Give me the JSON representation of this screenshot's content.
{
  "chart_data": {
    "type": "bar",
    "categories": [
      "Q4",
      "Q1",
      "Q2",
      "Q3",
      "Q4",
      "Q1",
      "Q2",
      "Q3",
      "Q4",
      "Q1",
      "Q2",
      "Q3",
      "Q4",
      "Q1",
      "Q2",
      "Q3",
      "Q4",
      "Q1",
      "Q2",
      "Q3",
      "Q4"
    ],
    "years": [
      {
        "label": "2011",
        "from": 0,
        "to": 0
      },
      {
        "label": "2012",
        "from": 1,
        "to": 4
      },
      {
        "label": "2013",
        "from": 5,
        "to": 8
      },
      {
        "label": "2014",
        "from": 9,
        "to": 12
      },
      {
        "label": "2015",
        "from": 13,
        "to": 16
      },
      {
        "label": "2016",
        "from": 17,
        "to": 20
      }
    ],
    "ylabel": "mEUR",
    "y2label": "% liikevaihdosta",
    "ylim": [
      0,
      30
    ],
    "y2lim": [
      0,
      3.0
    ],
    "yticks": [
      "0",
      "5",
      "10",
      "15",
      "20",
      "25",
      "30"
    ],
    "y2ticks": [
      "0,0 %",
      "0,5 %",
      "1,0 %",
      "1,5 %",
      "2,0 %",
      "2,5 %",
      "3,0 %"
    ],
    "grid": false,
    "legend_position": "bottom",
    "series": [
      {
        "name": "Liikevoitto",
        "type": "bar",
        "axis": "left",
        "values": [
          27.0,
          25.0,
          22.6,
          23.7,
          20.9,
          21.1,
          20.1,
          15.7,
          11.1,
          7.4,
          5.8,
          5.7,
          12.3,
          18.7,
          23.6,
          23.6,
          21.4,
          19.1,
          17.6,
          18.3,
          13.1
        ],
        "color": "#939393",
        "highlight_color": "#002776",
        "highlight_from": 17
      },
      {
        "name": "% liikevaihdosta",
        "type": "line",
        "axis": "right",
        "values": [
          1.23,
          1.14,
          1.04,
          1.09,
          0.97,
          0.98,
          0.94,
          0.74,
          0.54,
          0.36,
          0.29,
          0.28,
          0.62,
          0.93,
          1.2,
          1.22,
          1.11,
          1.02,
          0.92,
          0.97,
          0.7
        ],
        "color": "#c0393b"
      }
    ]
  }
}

::::

_Description of the task:_ Return the entries in full, keeping every line exactly as it is.

_Completed exercise:_
Give me the JSON representation of this screenshot's content.
{
  "chart_data": {
    "type": "bar",
    "categories": [
      "Q4",
      "Q1",
      "Q2",
      "Q3",
      "Q4",
      "Q1",
      "Q2",
      "Q3",
      "Q4",
      "Q1",
      "Q2",
      "Q3",
      "Q4",
      "Q1",
      "Q2",
      "Q3",
      "Q4",
      "Q1",
      "Q2",
      "Q3",
      "Q4"
    ],
    "years": [
      {
        "label": "2011",
        "from": 0,
        "to": 0
      },
      {
        "label": "2012",
        "from": 1,
        "to": 4
      },
      {
        "label": "2013",
        "from": 5,
        "to": 8
      },
      {
        "label": "2014",
        "from": 9,
        "to": 12
      },
      {
        "label": "2015",
        "from": 13,
        "to": 16
      },
      {
        "label": "2016",
        "from": 17,
        "to": 20
      }
    ],
    "ylabel": "mEUR",
    "y2label": "% liikevaihdosta",
    "ylim": [
      0,
      30
    ],
    "y2lim": [
      0,
      3.0
    ],
    "yticks": [
      "0",
      "5",
      "10",
      "15",
      "20",
      "25",
      "30"
    ],
    "y2ticks": [
      "0,0 %",
      "0,5 %",
      "1,0 %",
      "1,5 %",
      "2,0 %",
      "2,5 %",
      "3,0 %"
    ],
    "grid": false,
    "legend_position": "bottom",
    "series": [
      {
        "name": "Liikevoitto",
        "type": "bar",
        "axis": "left",
        "values": [
          27.0,
          25.0,
          22.6,
          23.7,
          20.9,
          21.1,
          20.1,
          15.7,
          11.1,
          7.4,
          5.8,
          5.7,
          12.3,
          18.7,
          23.6,
          23.6,
          21.4,
          19.1,
          17.6,
          18.3,
          13.1
        ],
        "color": "#939393",
        "highlight_color": "#002776",
        "highlight_from": 17
      },
      {
        "name": "% liikevaihdosta",
        "type": "line",
        "axis": "right",
        "values": [
          1.23,
          1.14,
          1.04,
          1.09,
          0.97,
          0.98,
          0.94,
          0.74,
          0.54,
          0.36,
          0.29,
          0.28,
          0.62,
          0.93,
          1.2,
          1.22,
          1.11,
          1.02,
          0.92,
          0.97,
          0.7
        ],
        "color": "#c0393b"
      }
    ]
  }
}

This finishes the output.